_JOB:_
Copy every entry word for word. Skip the pictures.

_RECORDS TO USE:_

>> START

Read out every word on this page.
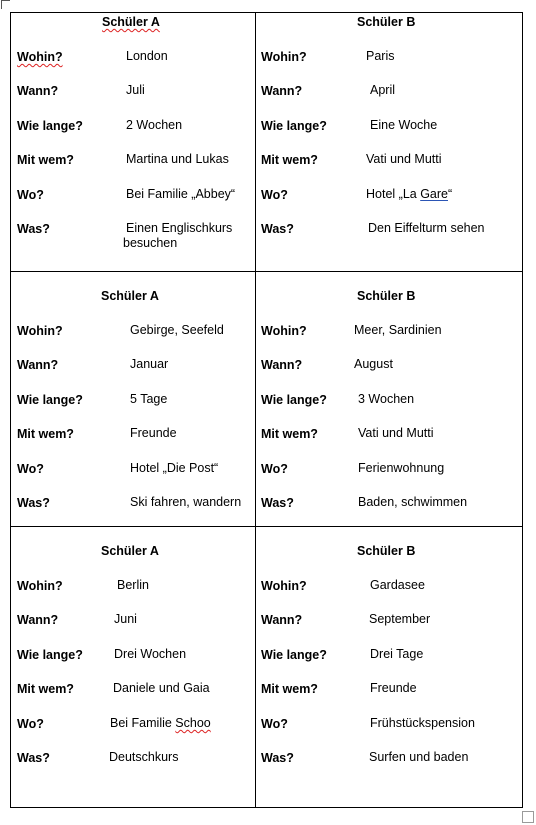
Schüler A
Wohin?	London
Wann?	Juli
Wie lange?	2 Wochen
Mit wem?	Martina und Lukas
Wo?	Bei Familie „Abbey“
Was?	Einen Englischkurs
besuchen
Schüler B
Wohin?	Paris
Wann?	April
Wie lange?	Eine Woche
Mit wem?	Vati und Mutti
Wo?	Hotel „La Gare“
Was?	Den Eiffelturm sehen
Schüler A
Wohin?	Gebirge, Seefeld
Wann?	Januar
Wie lange?	5 Tage
Mit wem?	Freunde
Wo?	Hotel „Die Post“
Was?	Ski fahren, wandern
Schüler B
Wohin?	Meer, Sardinien
Wann?	August
Wie lange? 3 Wochen
Mit wem?	Vati und Mutti
Wo?	Ferienwohnung
Was?	Baden, schwimmen
Schüler A
Wohin?	Berlin
Wann?	Juni
Wie lange? Drei Wochen
Mit wem?	Daniele und Gaia
Wo?	Bei Familie Schoo
Was?	Deutschkurs
Schüler B
Wohin?	Gardasee
Wann?	September
Wie lange?	Drei Tage
Mit wem?	Freunde
Wo?	Frühstückspension
Was?	Surfen und baden
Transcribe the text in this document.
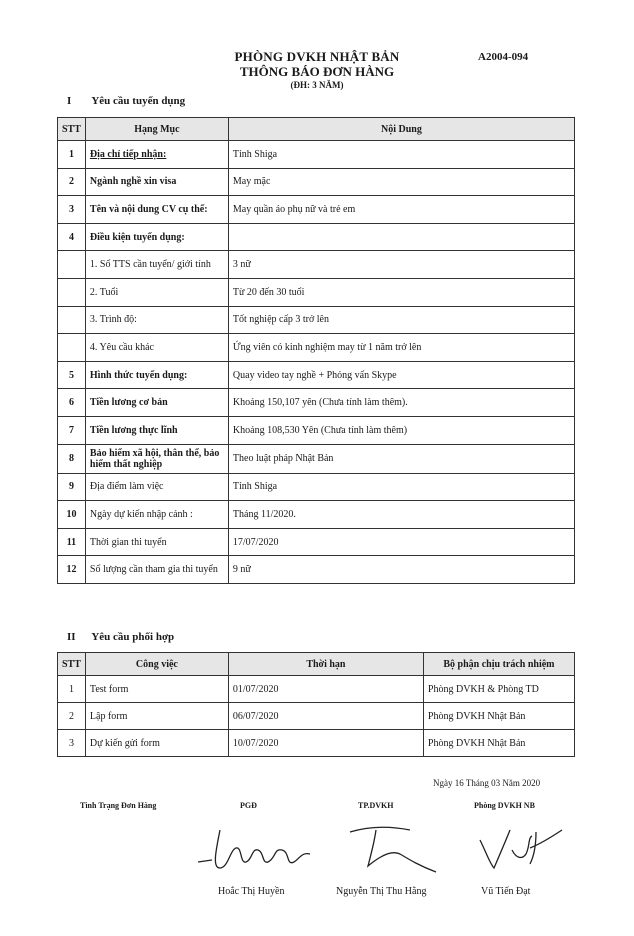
PHÒNG DVKH NHẬT BẢN
THÔNG BÁO ĐƠN HÀNG
(ĐH: 3 NĂM)
A2004-094
I Yêu cầu tuyển dụng
STT	Hạng Mục	Nội Dung
1	Địa chỉ tiếp nhận:	Tỉnh Shiga
2	Ngành nghề xin visa	May mặc
3	Tên và nội dung CV cụ thể:	May quần áo phụ nữ và trẻ em
4	Điều kiện tuyển dụng:	
	1. Số TTS cần tuyển/ giới tính	3 nữ
	2. Tuổi	Từ 20 đến 30 tuổi
	3. Trình độ:	Tốt nghiệp cấp 3 trở lên
	4. Yêu cầu khác	Ứng viên có kinh nghiệm may từ 1 năm trở lên
5	Hình thức tuyển dụng:	Quay video tay nghề + Phỏng vấn Skype
6	Tiền lương cơ bản	Khoảng 150,107 yên (Chưa tính làm thêm).
7	Tiền lương thực lĩnh	Khoảng 108,530 Yên (Chưa tính làm thêm)
8	Bảo hiểm xã hội, thân thể, bảo hiểm thất nghiệp	Theo luật pháp Nhật Bản
9	Địa điểm làm việc	Tỉnh Shiga
10	Ngày dự kiến nhập cảnh :	Tháng 11/2020.
11	Thời gian thi tuyển	17/07/2020
12	Số lượng cần tham gia thi tuyển	9 nữ
II Yêu cầu phối hợp
STT	Công việc	Thời hạn	Bộ phận chịu trách nhiệm
1	Test form	01/07/2020	Phòng DVKH & Phòng TD
2	Lập form	06/07/2020	Phòng DVKH Nhật Bản
3	Dự kiến gửi form	10/07/2020	Phòng DVKH Nhật Bản
Ngày 16 Tháng 03 Năm 2020
Tình Trạng Đơn Hàng	PGĐ	TP.DVKH	Phòng DVKH NB
Hoắc Thị Huyền	Nguyễn Thị Thu Hằng	Vũ Tiến Đạt
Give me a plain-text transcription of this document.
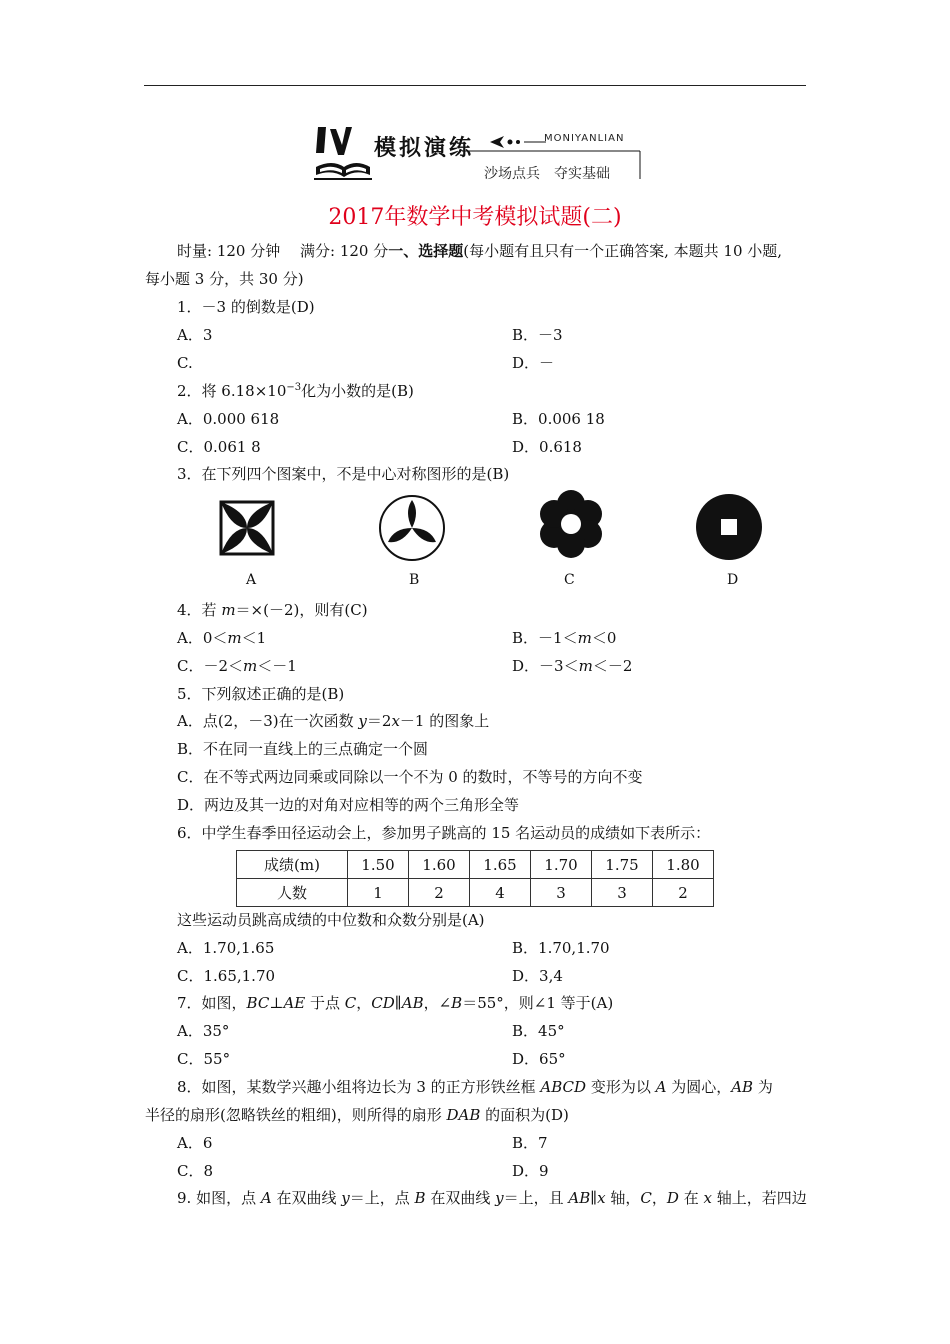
模拟演练	MONIYANLIAN
沙场点兵　夺实基础
2017年数学中考模拟试题(二)
时量: 120 分钟　 满分: 120 分一、选择题(每小题有且只有一个正确答案, 本题共 10 小题,
每小题 3 分，共 30 分)
1．－3 的倒数是(D)
A．3	B．－3
C.	D．－
2．将 $6.18\times 10^{-3}$化为小数的是(B)
A．0.000 618	B．0.006 18
C．0.061 8	D．0.618
3．在下列四个图案中，不是中心对称图形的是(B)
A	B	C	D
4．若 m＝×(－2)，则有(C)
A．0＜m＜1	B．－1＜m＜0
C．－2＜m＜－1	D．－3＜m＜－2
5．下列叙述正确的是(B)
A．点(2，－3)在一次函数 y＝2x－1 的图象上
B．不在同一直线上的三点确定一个圆
C．在不等式两边同乘或同除以一个不为 0 的数时，不等号的方向不变
D．两边及其一边的对角对应相等的两个三角形全等
6．中学生春季田径运动会上，参加男子跳高的 15 名运动员的成绩如下表所示：
成绩(m)	1.50	1.60	1.65	1.70	1.75	1.80
人数	1	2	4	3	3	2
这些运动员跳高成绩的中位数和众数分别是(A)
A．1.70,1.65	B．1.70,1.70
C．1.65,1.70	D．3,4
7．如图，BC⊥AE 于点 C，CD∥AB，∠B＝55°，则∠1 等于(A)
A．35°	B．45°
C．55°	D．65°
8．如图，某数学兴趣小组将边长为 3 的正方形铁丝框 ABCD 变形为以 A 为圆心，AB 为
半径的扇形(忽略铁丝的粗细)，则所得的扇形 DAB 的面积为(D)
A．6	B．7
C．8	D．9
9. 如图，点 A 在双曲线 y＝上，点 B 在双曲线 y＝上，且 AB∥x 轴，C，D 在 x 轴上，若四边
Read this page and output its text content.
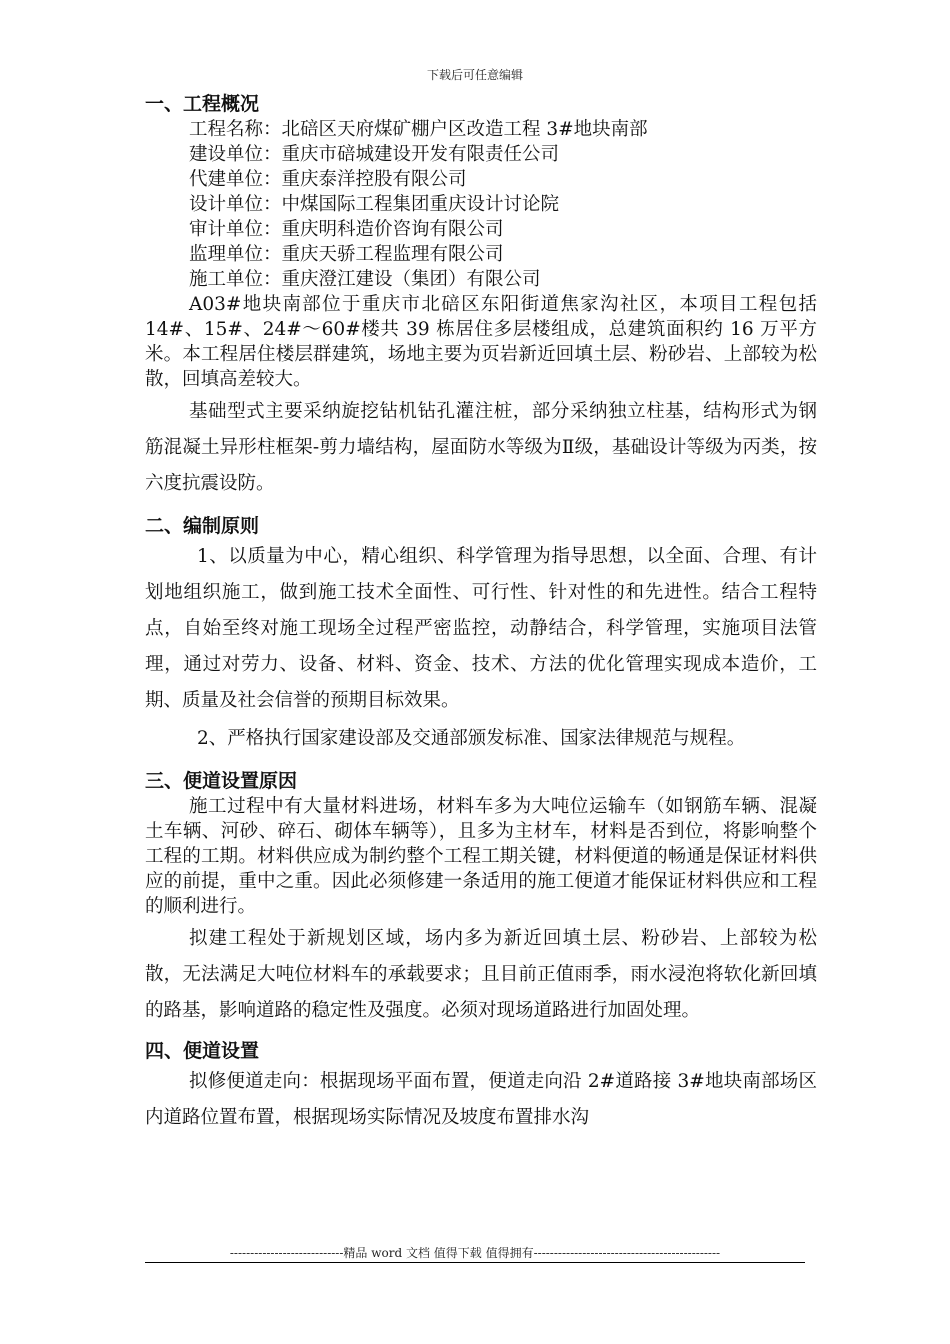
下载后可任意编辑

一、工程概况

工程名称：北碚区天府煤矿棚户区改造工程 3#地块南部

建设单位：重庆市碚城建设开发有限责任公司

代建单位：重庆泰洋控股有限公司

设计单位：中煤国际工程集团重庆设计讨论院

审计单位：重庆明科造价咨询有限公司

监理单位：重庆天骄工程监理有限公司

施工单位：重庆澄江建设（集团）有限公司

A03#地块南部位于重庆市北碚区东阳街道焦家沟社区，本项目工程包括 14#、15#、24#～60#楼共 39 栋居住多层楼组成，总建筑面积约 16 万平方米。本工程居住楼层群建筑，场地主要为页岩新近回填土层、粉砂岩、上部较为松散，回填高差较大。

基础型式主要采纳旋挖钻机钻孔灌注桩，部分采纳独立柱基，结构形式为钢筋混凝土异形柱框架-剪力墙结构，屋面防水等级为Ⅱ级，基础设计等级为丙类，按六度抗震设防。

二、编制原则

1、以质量为中心，精心组织、科学管理为指导思想，以全面、合理、有计划地组织施工，做到施工技术全面性、可行性、针对性的和先进性。结合工程特点，自始至终对施工现场全过程严密监控，动静结合，科学管理，实施项目法管理，通过对劳力、设备、材料、资金、技术、方法的优化管理实现成本造价，工期、质量及社会信誉的预期目标效果。

2、严格执行国家建设部及交通部颁发标准、国家法律规范与规程。

三、便道设置原因

施工过程中有大量材料进场，材料车多为大吨位运输车（如钢筋车辆、混凝土车辆、河砂、碎石、砌体车辆等），且多为主材车，材料是否到位，将影响整个工程的工期。材料供应成为制约整个工程工期关键，材料便道的畅通是保证材料供应的前提，重中之重。因此必须修建一条适用的施工便道才能保证材料供应和工程的顺利进行。

拟建工程处于新规划区域，场内多为新近回填土层、粉砂岩、上部较为松散，无法满足大吨位材料车的承载要求；且目前正值雨季，雨水浸泡将软化新回填的路基，影响道路的稳定性及强度。必须对现场道路进行加固处理。

四、便道设置

拟修便道走向：根据现场平面布置，便道走向沿 2#道路接 3#地块南部场区内道路位置布置，根据现场实际情况及坡度布置排水沟

----------------------------精品 word 文档 值得下载 值得拥有----------------------------------------------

>> END

_FINAL RESULT:_
Read out every word on this page.
Schüler A
Wohin?	London
Wann?	Juli
Wie lange?	2 Wochen
Mit wem?	Martina und Lukas
Wo?	Bei Familie „Abbey“
Was?	Einen Englischkurs
besuchen
Schüler B
Wohin?	Paris
Wann?	April
Wie lange?	Eine Woche
Mit wem?	Vati und Mutti
Wo?	Hotel „La Gare“
Was?	Den Eiffelturm sehen
Schüler A
Wohin?	Gebirge, Seefeld
Wann?	Januar
Wie lange?	5 Tage
Mit wem?	Freunde
Wo?	Hotel „Die Post“
Was?	Ski fahren, wandern
Schüler B
Wohin?	Meer, Sardinien
Wann?	August
Wie lange? 3 Wochen
Mit wem?	Vati und Mutti
Wo?	Ferienwohnung
Was?	Baden, schwimmen
Schüler A
Wohin?	Berlin
Wann?	Juni
Wie lange? Drei Wochen
Mit wem?	Daniele und Gaia
Wo?	Bei Familie Schoo
Was?	Deutschkurs
Schüler B
Wohin?	Gardasee
Wann?	September
Wie lange?	Drei Tage
Mit wem?	Freunde
Wo?	Frühstückspension
Was?	Surfen und baden
Transcribe the text in this document.
PHÒNG DVKH NHẬT BẢN
THÔNG BÁO ĐƠN HÀNG
(ĐH: 3 NĂM)
A2004-094
I Yêu cầu tuyển dụng
STT	Hạng Mục	Nội Dung
1	Địa chỉ tiếp nhận:	Tỉnh Shiga
2	Ngành nghề xin visa	May mặc
3	Tên và nội dung CV cụ thể:	May quần áo phụ nữ và trẻ em
4	Điều kiện tuyển dụng:	
	1. Số TTS cần tuyển/ giới tính	3 nữ
	2. Tuổi	Từ 20 đến 30 tuổi
	3. Trình độ:	Tốt nghiệp cấp 3 trở lên
	4. Yêu cầu khác	Ứng viên có kinh nghiệm may từ 1 năm trở lên
5	Hình thức tuyển dụng:	Quay video tay nghề + Phỏng vấn Skype
6	Tiền lương cơ bản	Khoảng 150,107 yên (Chưa tính làm thêm).
7	Tiền lương thực lĩnh	Khoảng 108,530 Yên (Chưa tính làm thêm)
8	Bảo hiểm xã hội, thân thể, bảo hiểm thất nghiệp	Theo luật pháp Nhật Bản
9	Địa điểm làm việc	Tỉnh Shiga
10	Ngày dự kiến nhập cảnh :	Tháng 11/2020.
11	Thời gian thi tuyển	17/07/2020
12	Số lượng cần tham gia thi tuyển	9 nữ
II Yêu cầu phối hợp
STT	Công việc	Thời hạn	Bộ phận chịu trách nhiệm
1	Test form	01/07/2020	Phòng DVKH & Phòng TD
2	Lập form	06/07/2020	Phòng DVKH Nhật Bản
3	Dự kiến gửi form	10/07/2020	Phòng DVKH Nhật Bản
Ngày 16 Tháng 03 Năm 2020
Tình Trạng Đơn Hàng	PGĐ	TP.DVKH	Phòng DVKH NB
Hoắc Thị Huyền	Nguyễn Thị Thu Hằng	Vũ Tiến Đạt
Give me a plain-text transcription of this document.
模拟演练	MONIYANLIAN
沙场点兵　夺实基础
2017年数学中考模拟试题(二)
时量: 120 分钟　 满分: 120 分一、选择题(每小题有且只有一个正确答案, 本题共 10 小题,
每小题 3 分，共 30 分)
1．－3 的倒数是(D)
A．3	B．－3
C.	D．－
2．将 $6.18\times 10^{-3}$化为小数的是(B)
A．0.000 618	B．0.006 18
C．0.061 8	D．0.618
3．在下列四个图案中，不是中心对称图形的是(B)
A	B	C	D
4．若 m＝×(－2)，则有(C)
A．0＜m＜1	B．－1＜m＜0
C．－2＜m＜－1	D．－3＜m＜－2
5．下列叙述正确的是(B)
A．点(2，－3)在一次函数 y＝2x－1 的图象上
B．不在同一直线上的三点确定一个圆
C．在不等式两边同乘或同除以一个不为 0 的数时，不等号的方向不变
D．两边及其一边的对角对应相等的两个三角形全等
6．中学生春季田径运动会上，参加男子跳高的 15 名运动员的成绩如下表所示：
成绩(m)	1.50	1.60	1.65	1.70	1.75	1.80
人数	1	2	4	3	3	2
这些运动员跳高成绩的中位数和众数分别是(A)
A．1.70,1.65	B．1.70,1.70
C．1.65,1.70	D．3,4
7．如图，BC⊥AE 于点 C，CD∥AB，∠B＝55°，则∠1 等于(A)
A．35°	B．45°
C．55°	D．65°
8．如图，某数学兴趣小组将边长为 3 的正方形铁丝框 ABCD 变形为以 A 为圆心，AB 为
半径的扇形(忽略铁丝的粗细)，则所得的扇形 DAB 的面积为(D)
A．6	B．7
C．8	D．9
9. 如图，点 A 在双曲线 y＝上，点 B 在双曲线 y＝上，且 AB∥x 轴，C，D 在 x 轴上，若四边
Read this page and output its text content.
下载后可任意编辑

一、工程概况

工程名称：北碚区天府煤矿棚户区改造工程 3#地块南部

建设单位：重庆市碚城建设开发有限责任公司

代建单位：重庆泰洋控股有限公司

设计单位：中煤国际工程集团重庆设计讨论院

审计单位：重庆明科造价咨询有限公司

监理单位：重庆天骄工程监理有限公司

施工单位：重庆澄江建设（集团）有限公司

A03#地块南部位于重庆市北碚区东阳街道焦家沟社区，本项目工程包括 14#、15#、24#～60#楼共 39 栋居住多层楼组成，总建筑面积约 16 万平方米。本工程居住楼层群建筑，场地主要为页岩新近回填土层、粉砂岩、上部较为松散，回填高差较大。

基础型式主要采纳旋挖钻机钻孔灌注桩，部分采纳独立柱基，结构形式为钢筋混凝土异形柱框架-剪力墙结构，屋面防水等级为Ⅱ级，基础设计等级为丙类，按六度抗震设防。

二、编制原则

1、以质量为中心，精心组织、科学管理为指导思想，以全面、合理、有计划地组织施工，做到施工技术全面性、可行性、针对性的和先进性。结合工程特点，自始至终对施工现场全过程严密监控，动静结合，科学管理，实施项目法管理，通过对劳力、设备、材料、资金、技术、方法的优化管理实现成本造价，工期、质量及社会信誉的预期目标效果。

2、严格执行国家建设部及交通部颁发标准、国家法律规范与规程。

三、便道设置原因

施工过程中有大量材料进场，材料车多为大吨位运输车（如钢筋车辆、混凝土车辆、河砂、碎石、砌体车辆等），且多为主材车，材料是否到位，将影响整个工程的工期。材料供应成为制约整个工程工期关键，材料便道的畅通是保证材料供应的前提，重中之重。因此必须修建一条适用的施工便道才能保证材料供应和工程的顺利进行。

拟建工程处于新规划区域，场内多为新近回填土层、粉砂岩、上部较为松散，无法满足大吨位材料车的承载要求；且目前正值雨季，雨水浸泡将软化新回填的路基，影响道路的稳定性及强度。必须对现场道路进行加固处理。

四、便道设置

拟修便道走向：根据现场平面布置，便道走向沿 2#道路接 3#地块南部场区内道路位置布置，根据现场实际情况及坡度布置排水沟

----------------------------精品 word 文档 值得下载 值得拥有----------------------------------------------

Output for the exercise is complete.